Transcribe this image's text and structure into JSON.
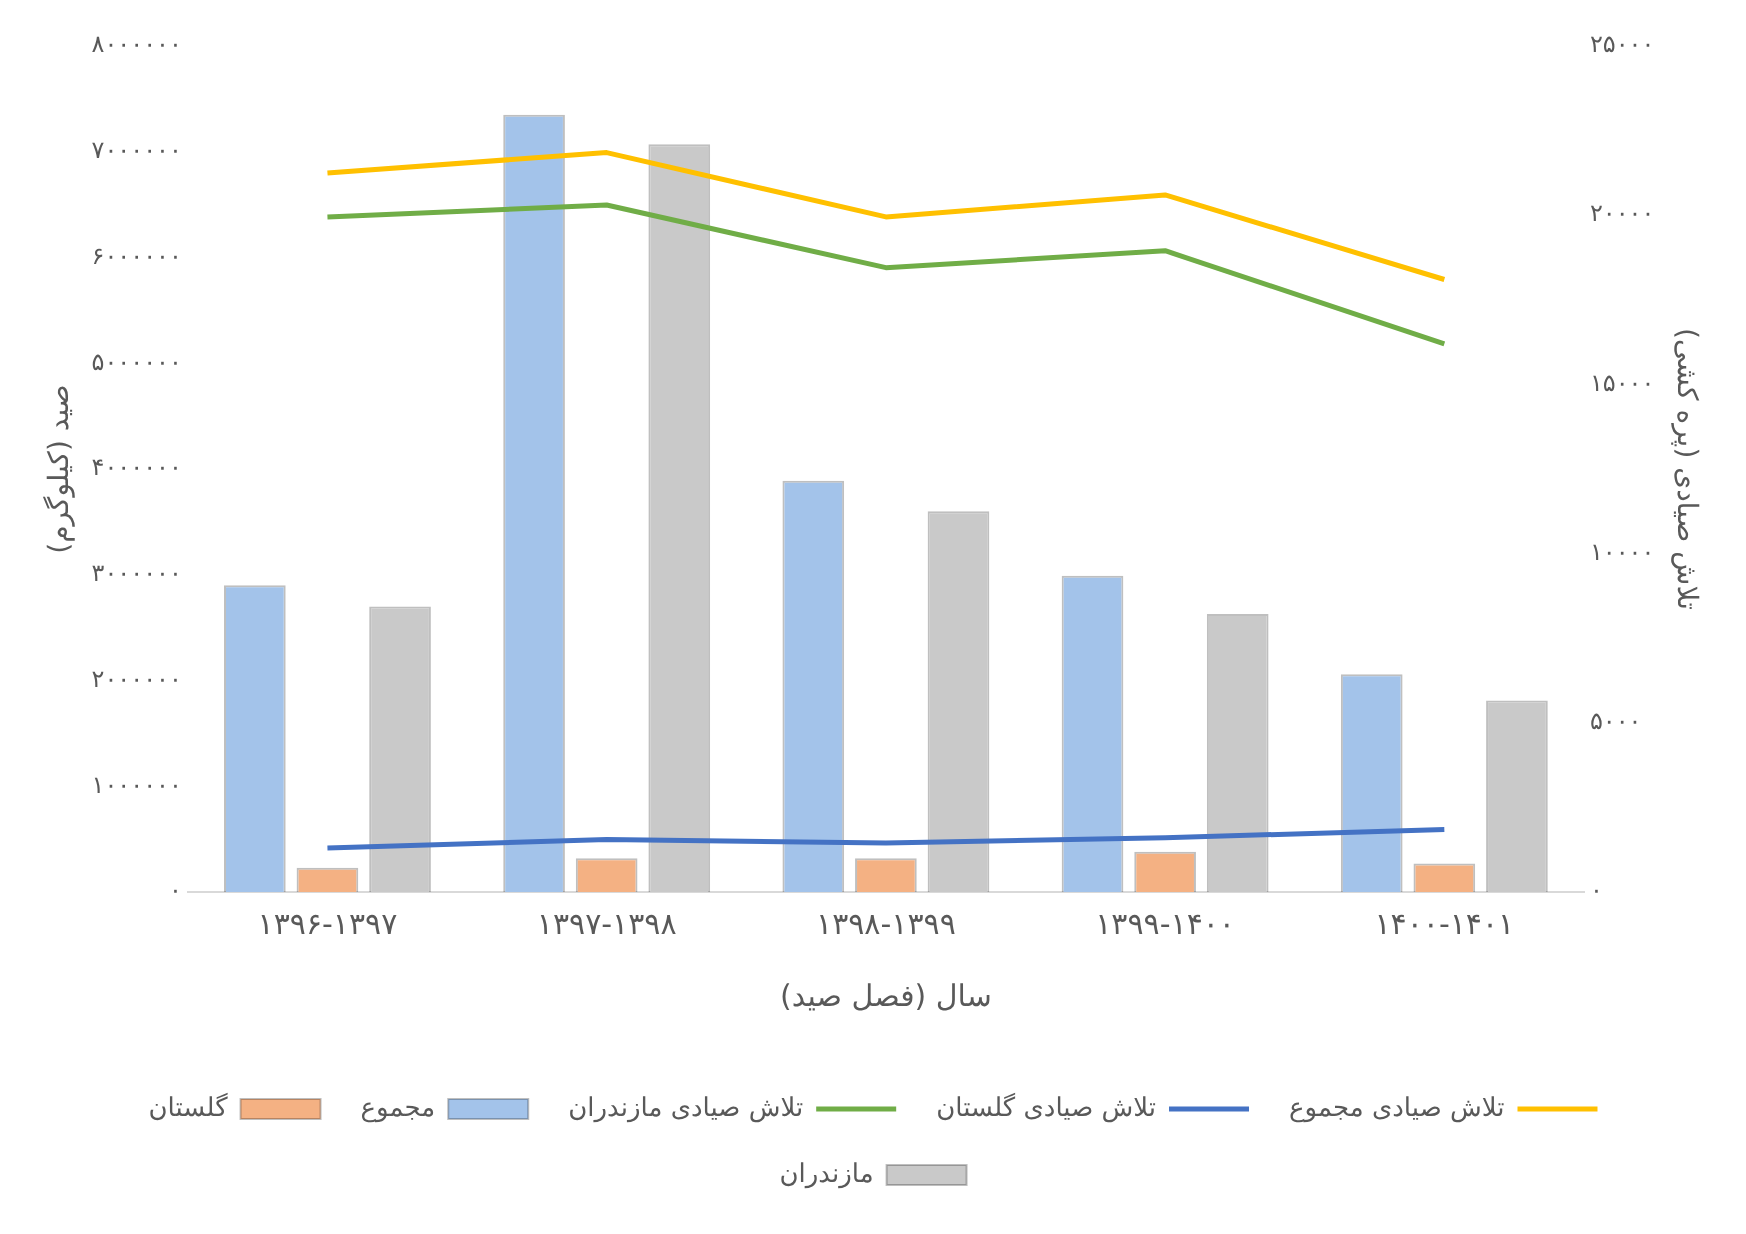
{
  "chart_data": {
    "type": "bar",
    "xlabel": "سال (فصل صید)",
    "ylabel": "صید (کیلوگرم)",
    "y2label": "تلاش صیادی (پره کشی)",
    "categories": [
      "۱۳۹۶-۱۳۹۷",
      "۱۳۹۷-۱۳۹۸",
      "۱۳۹۸-۱۳۹۹",
      "۱۳۹۹-۱۴۰۰",
      "۱۴۰۰-۱۴۰۱"
    ],
    "series": [
      {
        "name": "مجموع",
        "color": "#a3c3ea",
        "values": [
          2900000,
          7350000,
          3890000,
          2990000,
          2060000
        ]
      },
      {
        "name": "گلستان",
        "color": "#f4b183",
        "values": [
          230000,
          320000,
          320000,
          380000,
          270000
        ]
      },
      {
        "name": "مازندران",
        "color": "#c9c9c9",
        "values": [
          2700000,
          7070000,
          3600000,
          2630000,
          1810000
        ]
      },
      {
        "name": "تلاش صیادی مجموع",
        "type": "line",
        "axis": "y2",
        "color": "#ffc000",
        "values": [
          21250,
          21850,
          19950,
          20600,
          18100
        ]
      },
      {
        "name": "تلاش صیادی گلستان",
        "type": "line",
        "axis": "y2",
        "color": "#4472c4",
        "values": [
          1300,
          1550,
          1450,
          1600,
          1850
        ]
      },
      {
        "name": "تلاش صیادی مازندران",
        "type": "line",
        "axis": "y2",
        "color": "#70ad47",
        "values": [
          19950,
          20300,
          18450,
          18950,
          16200
        ]
      }
    ],
    "ylim": [
      0,
      8000000
    ],
    "yticks": [
      {
        "value": 0,
        "label": "۰"
      },
      {
        "value": 1000000,
        "label": "۱۰۰۰۰۰۰"
      },
      {
        "value": 2000000,
        "label": "۲۰۰۰۰۰۰"
      },
      {
        "value": 3000000,
        "label": "۳۰۰۰۰۰۰"
      },
      {
        "value": 4000000,
        "label": "۴۰۰۰۰۰۰"
      },
      {
        "value": 5000000,
        "label": "۵۰۰۰۰۰۰"
      },
      {
        "value": 6000000,
        "label": "۶۰۰۰۰۰۰"
      },
      {
        "value": 7000000,
        "label": "۷۰۰۰۰۰۰"
      },
      {
        "value": 8000000,
        "label": "۸۰۰۰۰۰۰"
      }
    ],
    "y2lim": [
      0,
      25000
    ],
    "y2ticks": [
      {
        "value": 0,
        "label": "۰"
      },
      {
        "value": 5000,
        "label": "۵۰۰۰"
      },
      {
        "value": 10000,
        "label": "۱۰۰۰۰"
      },
      {
        "value": 15000,
        "label": "۱۵۰۰۰"
      },
      {
        "value": 20000,
        "label": "۲۰۰۰۰"
      },
      {
        "value": 25000,
        "label": "۲۵۰۰۰"
      }
    ],
    "grid": false,
    "legend": "bottom",
    "marker": "none"
  }
}
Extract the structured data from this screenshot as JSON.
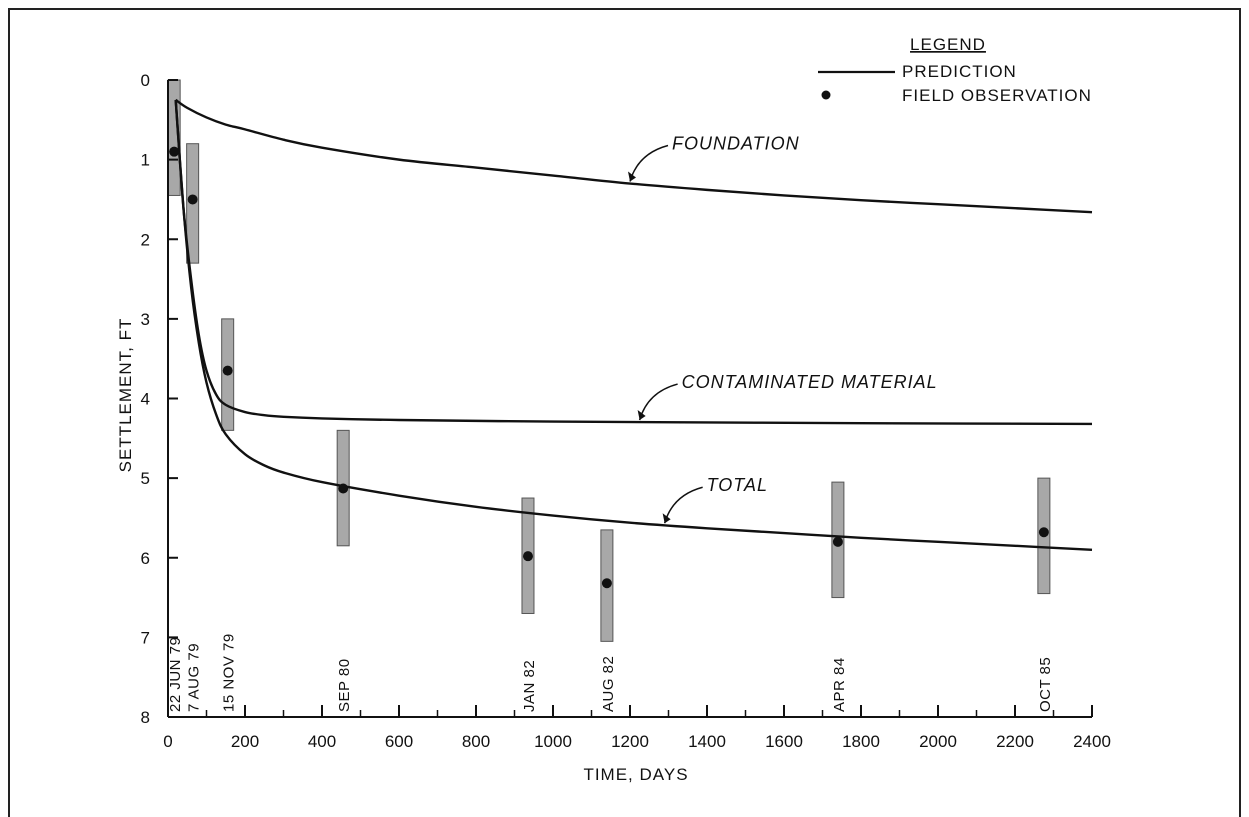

» YOUR TASK:
Without including the pictures, return each record above exactly as it stands.

» RESPONSE FOR THIS EXERCISE:
Transcribe this image's text and structure into JSON.
{
  "chart_data": {
    "type": "bar",
    "xlabel": "سال (فصل صید)",
    "ylabel": "صید (کیلوگرم)",
    "y2label": "تلاش صیادی (پره کشی)",
    "categories": [
      "۱۳۹۶-۱۳۹۷",
      "۱۳۹۷-۱۳۹۸",
      "۱۳۹۸-۱۳۹۹",
      "۱۳۹۹-۱۴۰۰",
      "۱۴۰۰-۱۴۰۱"
    ],
    "series": [
      {
        "name": "مجموع",
        "color": "#a3c3ea",
        "values": [
          2900000,
          7350000,
          3890000,
          2990000,
          2060000
        ]
      },
      {
        "name": "گلستان",
        "color": "#f4b183",
        "values": [
          230000,
          320000,
          320000,
          380000,
          270000
        ]
      },
      {
        "name": "مازندران",
        "color": "#c9c9c9",
        "values": [
          2700000,
          7070000,
          3600000,
          2630000,
          1810000
        ]
      },
      {
        "name": "تلاش صیادی مجموع",
        "type": "line",
        "axis": "y2",
        "color": "#ffc000",
        "values": [
          21250,
          21850,
          19950,
          20600,
          18100
        ]
      },
      {
        "name": "تلاش صیادی گلستان",
        "type": "line",
        "axis": "y2",
        "color": "#4472c4",
        "values": [
          1300,
          1550,
          1450,
          1600,
          1850
        ]
      },
      {
        "name": "تلاش صیادی مازندران",
        "type": "line",
        "axis": "y2",
        "color": "#70ad47",
        "values": [
          19950,
          20300,
          18450,
          18950,
          16200
        ]
      }
    ],
    "ylim": [
      0,
      8000000
    ],
    "yticks": [
      {
        "value": 0,
        "label": "۰"
      },
      {
        "value": 1000000,
        "label": "۱۰۰۰۰۰۰"
      },
      {
        "value": 2000000,
        "label": "۲۰۰۰۰۰۰"
      },
      {
        "value": 3000000,
        "label": "۳۰۰۰۰۰۰"
      },
      {
        "value": 4000000,
        "label": "۴۰۰۰۰۰۰"
      },
      {
        "value": 5000000,
        "label": "۵۰۰۰۰۰۰"
      },
      {
        "value": 6000000,
        "label": "۶۰۰۰۰۰۰"
      },
      {
        "value": 7000000,
        "label": "۷۰۰۰۰۰۰"
      },
      {
        "value": 8000000,
        "label": "۸۰۰۰۰۰۰"
      }
    ],
    "y2lim": [
      0,
      25000
    ],
    "y2ticks": [
      {
        "value": 0,
        "label": "۰"
      },
      {
        "value": 5000,
        "label": "۵۰۰۰"
      },
      {
        "value": 10000,
        "label": "۱۰۰۰۰"
      },
      {
        "value": 15000,
        "label": "۱۵۰۰۰"
      },
      {
        "value": 20000,
        "label": "۲۰۰۰۰"
      },
      {
        "value": 25000,
        "label": "۲۵۰۰۰"
      }
    ],
    "grid": false,
    "legend": "bottom",
    "marker": "none"
  }
}
Extract the structured data from this screenshot as JSON.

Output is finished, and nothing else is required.